The request:
Retype each record below word for word. Leave the pictures out.

--- Begin Exercise material ---

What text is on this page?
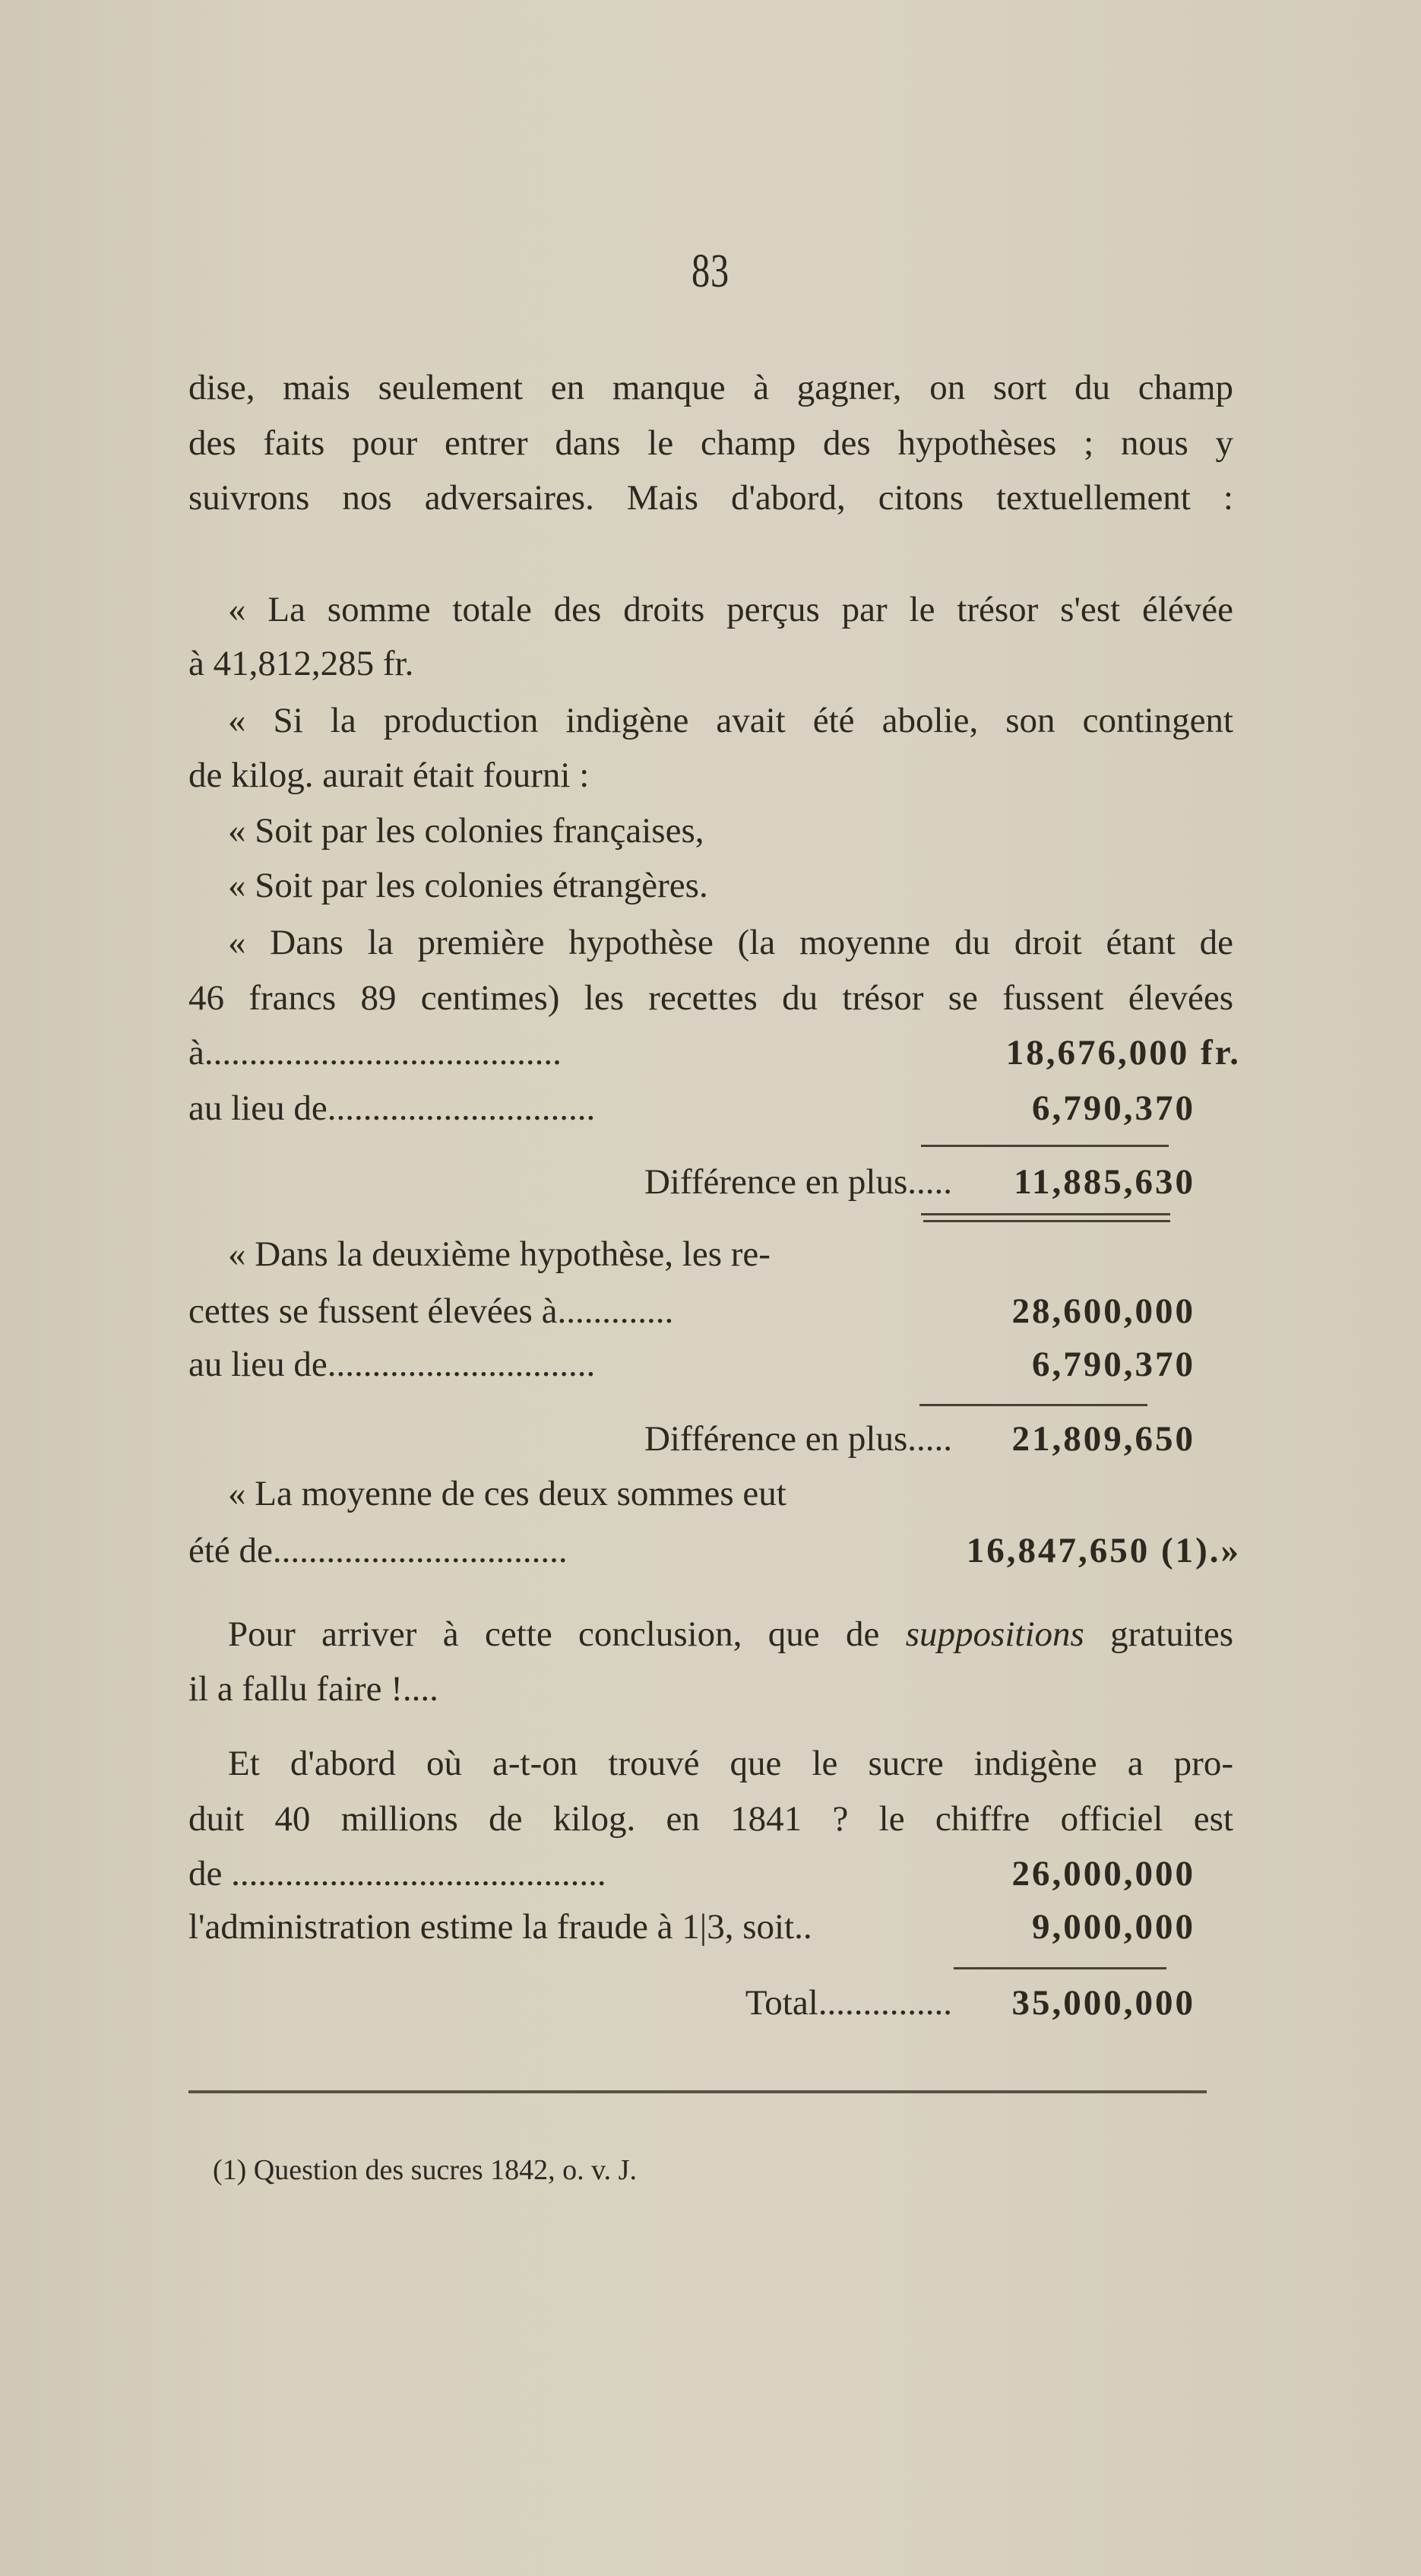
83
dise, mais seulement en manque à gagner, on sort du champ
des faits pour entrer dans le champ des hypothèses ; nous y
suivrons nos adversaires. Mais d'abord, citons textuellement :
« La somme totale des droits perçus par le trésor s'est élévée
à 41,812,285 fr.
« Si la production indigène avait été abolie, son contingent
de kilog. aurait était fourni :
« Soit par les colonies françaises,
« Soit par les colonies étrangères.
« Dans la première hypothèse (la moyenne du droit étant de
46 francs 89 centimes) les recettes du trésor se fussent élevées
à........................................	18,676,000 fr.
au lieu de..............................	6,790,370
Différence en plus.....	11,885,630
« Dans la deuxième hypothèse, les re-
cettes se fussent élevées à.............	28,600,000
au lieu de..............................	6,790,370
Différence en plus.....	21,809,650
« La moyenne de ces deux sommes eut
été de.................................	16,847,650 (1).»
Pour arriver à cette conclusion, que de suppositions gratuites
il a fallu faire !....
Et d'abord où a-t-on trouvé que le sucre indigène a pro-
duit 40 millions de kilog. en 1841 ? le chiffre officiel est
de ..........................................	26,000,000
l'administration estime la fraude à 1|3, soit..	9,000,000
Total...............	35,000,000
(1) Question des sucres 1842, o. v. J.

--- End Exercise material ---

Solution below:
What text is on this page?
83
dise, mais seulement en manque à gagner, on sort du champ
des faits pour entrer dans le champ des hypothèses ; nous y
suivrons nos adversaires. Mais d'abord, citons textuellement :
« La somme totale des droits perçus par le trésor s'est élévée
à 41,812,285 fr.
« Si la production indigène avait été abolie, son contingent
de kilog. aurait était fourni :
« Soit par les colonies françaises,
« Soit par les colonies étrangères.
« Dans la première hypothèse (la moyenne du droit étant de
46 francs 89 centimes) les recettes du trésor se fussent élevées
à........................................	18,676,000 fr.
au lieu de..............................	6,790,370
Différence en plus.....	11,885,630
« Dans la deuxième hypothèse, les re-
cettes se fussent élevées à.............	28,600,000
au lieu de..............................	6,790,370
Différence en plus.....	21,809,650
« La moyenne de ces deux sommes eut
été de.................................	16,847,650 (1).»
Pour arriver à cette conclusion, que de suppositions gratuites
il a fallu faire !....
Et d'abord où a-t-on trouvé que le sucre indigène a pro-
duit 40 millions de kilog. en 1841 ? le chiffre officiel est
de ..........................................	26,000,000
l'administration estime la fraude à 1|3, soit..	9,000,000
Total...............	35,000,000
(1) Question des sucres 1842, o. v. J.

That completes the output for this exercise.